### What you will do
Without the images, output each record below as it stands.

□ □ □

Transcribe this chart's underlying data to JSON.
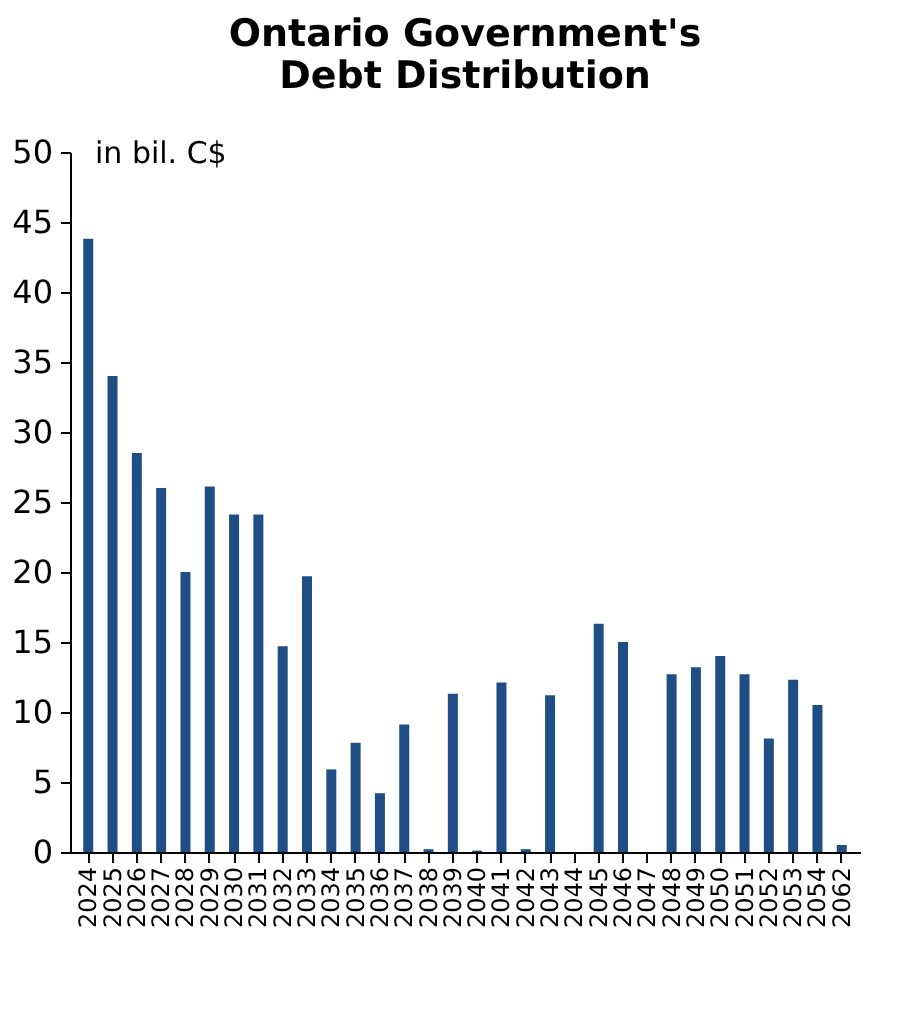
{
  "chart_data": {
    "type": "bar",
    "title": "Ontario Government's Debt Distribution",
    "ylabel": "in bil. C$",
    "categories": [
      "2024",
      "2025",
      "2026",
      "2027",
      "2028",
      "2029",
      "2030",
      "2031",
      "2032",
      "2033",
      "2034",
      "2035",
      "2036",
      "2037",
      "2038",
      "2039",
      "2040",
      "2041",
      "2042",
      "2043",
      "2044",
      "2045",
      "2046",
      "2047",
      "2048",
      "2049",
      "2050",
      "2051",
      "2052",
      "2053",
      "2054",
      "2062"
    ],
    "values": [
      43.8,
      34.0,
      28.5,
      26.0,
      20.0,
      26.1,
      24.1,
      24.1,
      14.7,
      19.7,
      5.9,
      7.8,
      4.2,
      9.1,
      0.2,
      11.3,
      0.1,
      12.1,
      0.2,
      11.2,
      0,
      16.3,
      15.0,
      0,
      12.7,
      13.2,
      14.0,
      12.7,
      8.1,
      12.3,
      10.5,
      0.5
    ],
    "color": "#1f4e85",
    "ylim": [
      0,
      50
    ],
    "yticks": [
      0,
      5,
      10,
      15,
      20,
      25,
      30,
      35,
      40,
      45,
      50
    ],
    "grid": false
  }
}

□ □ □

### Worked answer
Transcribe this chart's underlying data to JSON.
{
  "chart_data": {
    "type": "bar",
    "title": "Ontario Government's Debt Distribution",
    "ylabel": "in bil. C$",
    "categories": [
      "2024",
      "2025",
      "2026",
      "2027",
      "2028",
      "2029",
      "2030",
      "2031",
      "2032",
      "2033",
      "2034",
      "2035",
      "2036",
      "2037",
      "2038",
      "2039",
      "2040",
      "2041",
      "2042",
      "2043",
      "2044",
      "2045",
      "2046",
      "2047",
      "2048",
      "2049",
      "2050",
      "2051",
      "2052",
      "2053",
      "2054",
      "2062"
    ],
    "values": [
      43.8,
      34.0,
      28.5,
      26.0,
      20.0,
      26.1,
      24.1,
      24.1,
      14.7,
      19.7,
      5.9,
      7.8,
      4.2,
      9.1,
      0.2,
      11.3,
      0.1,
      12.1,
      0.2,
      11.2,
      0,
      16.3,
      15.0,
      0,
      12.7,
      13.2,
      14.0,
      12.7,
      8.1,
      12.3,
      10.5,
      0.5
    ],
    "color": "#1f4e85",
    "ylim": [
      0,
      50
    ],
    "yticks": [
      0,
      5,
      10,
      15,
      20,
      25,
      30,
      35,
      40,
      45,
      50
    ],
    "grid": false
  }
}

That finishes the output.